**Available records**
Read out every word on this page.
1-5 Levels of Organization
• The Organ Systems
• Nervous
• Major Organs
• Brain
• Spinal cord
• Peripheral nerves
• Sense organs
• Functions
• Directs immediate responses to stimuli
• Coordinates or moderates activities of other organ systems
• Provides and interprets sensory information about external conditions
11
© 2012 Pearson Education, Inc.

**What the task asks**
Recopy all the lines exactly as they appear.

**Answer for this exercise**
Read out every word on this page.
1-5 Levels of Organization
• The Organ Systems
• Nervous
• Major Organs
• Brain
• Spinal cord
• Peripheral nerves
• Sense organs
• Functions
• Directs immediate responses to stimuli
• Coordinates or moderates activities of other organ systems
• Provides and interprets sensory information about external conditions
11
© 2012 Pearson Education, Inc.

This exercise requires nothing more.